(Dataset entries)
——————————
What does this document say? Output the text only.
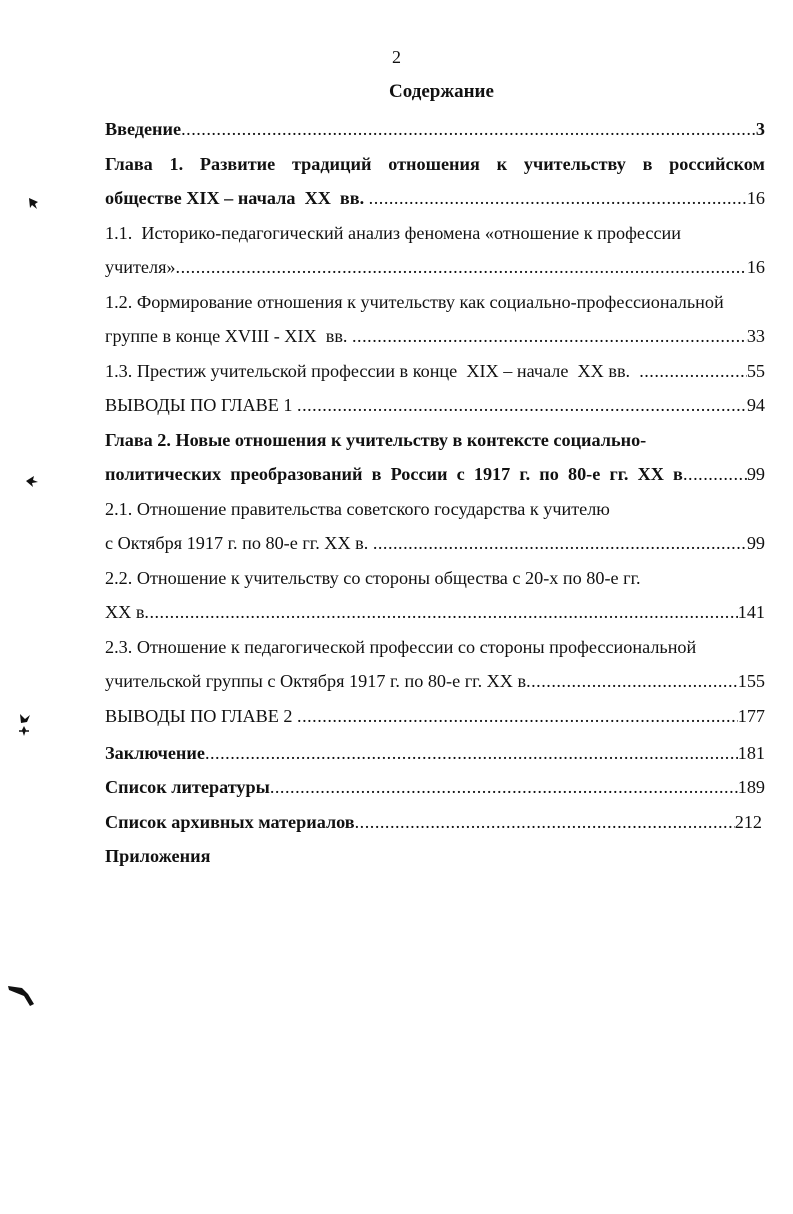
2
Содержание
Введение .....	3
Глава 1. Развитие традиций отношения к учительству в российском
обществе XIX – начала  XX  вв. .....	16
1.1.  Историко-педагогический анализ феномена «отношение к профессии
учителя» .....	16
1.2. Формирование отношения к учительству как социально-профессиональной
группе в конце XVIII - XIX  вв. .....	33
1.3. Престиж учительской профессии в конце  XIX – начале  XX вв. .....	55
ВЫВОДЫ ПО ГЛАВЕ 1 .....	94
Глава 2. Новые отношения к учительству в контексте социально-
политических преобразований в России с 1917 г. по 80-е гг. XX в .....	99
2.1. Отношение правительства советского государства к учителю
с Октября 1917 г. по 80-е гг. XX в. .....	99
2.2. Отношение к учительству со стороны общества с 20-х по 80-е гг.
XX в .....	141
2.3. Отношение к педагогической профессии со стороны профессиональной
учительской группы с Октября 1917 г. по 80-е гг. XX в .....	155
ВЫВОДЫ ПО ГЛАВЕ 2 .....	177
Заключение .....	181
Список литературы .....	189
Список архивных материалов .....	212
Приложения
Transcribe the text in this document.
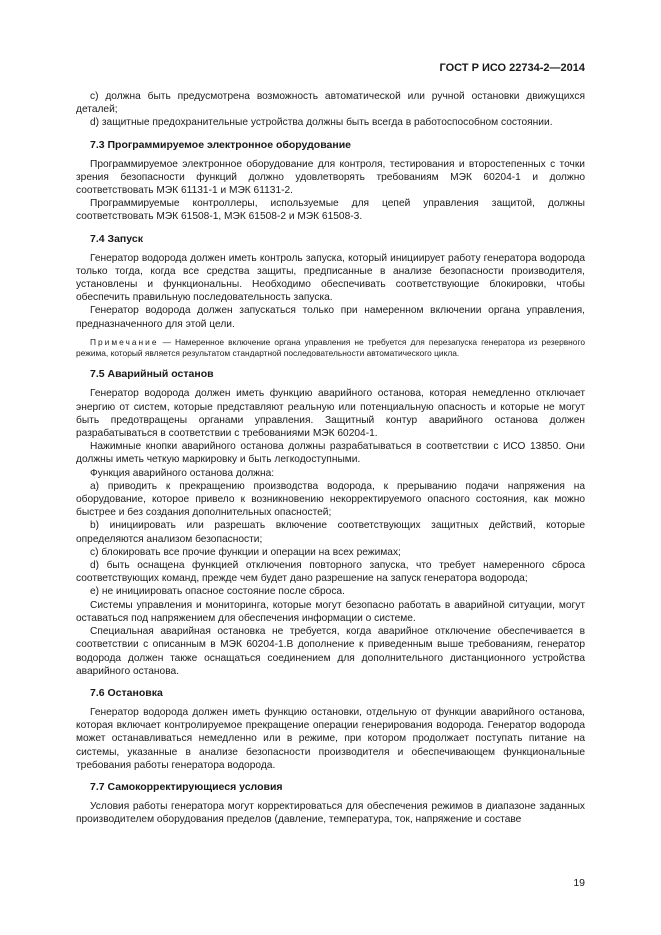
ГОСТ Р ИСО 22734-2—2014

c) должна быть предусмотрена возможность автоматической или ручной остановки движущихся деталей;

d) защитные предохранительные устройства должны быть всегда в работоспособном состоянии.

7.3 Программируемое электронное оборудование

Программируемое электронное оборудование для контроля, тестирования и второстепенных с точки зрения безопасности функций должно удовлетворять требованиям МЭК 60204-1 и должно соответствовать МЭК 61131-1 и МЭК 61131-2.

Программируемые контроллеры, используемые для цепей управления защитой, должны соответствовать МЭК 61508-1, МЭК 61508-2 и МЭК 61508-3.

7.4 Запуск

Генератор водорода должен иметь контроль запуска, который инициирует работу генератора водорода только тогда, когда все средства защиты, предписанные в анализе безопасности производителя, установлены и функциональны. Необходимо обеспечивать соответствующие блокировки, чтобы обеспечить правильную последовательность запуска.

Генератор водорода должен запускаться только при намеренном включении органа управления, предназначенного для этой цели.

Примечание — Намеренное включение органа управления не требуется для перезапуска генератора из резервного режима, который является результатом стандартной последовательности автоматического цикла.
7.5 Аварийный останов

Генератор водорода должен иметь функцию аварийного останова, которая немедленно отключает энергию от систем, которые представляют реальную или потенциальную опасность и которые не могут быть предотвращены органами управления. Защитный контур аварийного останова должен разрабатываться в соответствии с требованиями МЭК 60204-1.

Нажимные кнопки аварийного останова должны разрабатываться в соответствии с ИСО 13850. Они должны иметь четкую маркировку и быть легкодоступными.

Функция аварийного останова должна:

a) приводить к прекращению производства водорода, к прерыванию подачи напряжения на оборудование, которое привело к возникновению некорректируемого опасного состояния, как можно быстрее и без создания дополнительных опасностей;

b) инициировать или разрешать включение соответствующих защитных действий, которые определяются анализом безопасности;

c) блокировать все прочие функции и операции на всех режимах;

d) быть оснащена функцией отключения повторного запуска, что требует намеренного сброса соответствующих команд, прежде чем будет дано разрешение на запуск генератора водорода;

e) не инициировать опасное состояние после сброса.

Системы управления и мониторинга, которые могут безопасно работать в аварийной ситуации, могут оставаться под напряжением для обеспечения информации о системе.

Специальная аварийная остановка не требуется, когда аварийное отключение обеспечивается в соответствии с описанным в МЭК 60204-1.В дополнение к приведенным выше требованиям, генератор водорода должен также оснащаться соединением для дополнительного дистанционного устройства аварийного останова.

7.6 Остановка

Генератор водорода должен иметь функцию остановки, отдельную от функции аварийного останова, которая включает контролируемое прекращение операции генерирования водорода. Генератор водорода может останавливаться немедленно или в режиме, при котором продолжает поступать питание на системы, указанные в анализе безопасности производителя и обеспечивающем функциональные требования работы генератора водорода.

7.7 Самокорректирующиеся условия

Условия работы генератора могут корректироваться для обеспечения режимов в диапазоне заданных производителем оборудования пределов (давление, температура, ток, напряжение и составе

19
——————————
Identify each line in the records above that contains the word "ГЛАВЕ", and copy it out in full.

ВЫВОДЫ ПО ГЛАВЕ 1 .....	94
ВЫВОДЫ ПО ГЛАВЕ 2 .....	177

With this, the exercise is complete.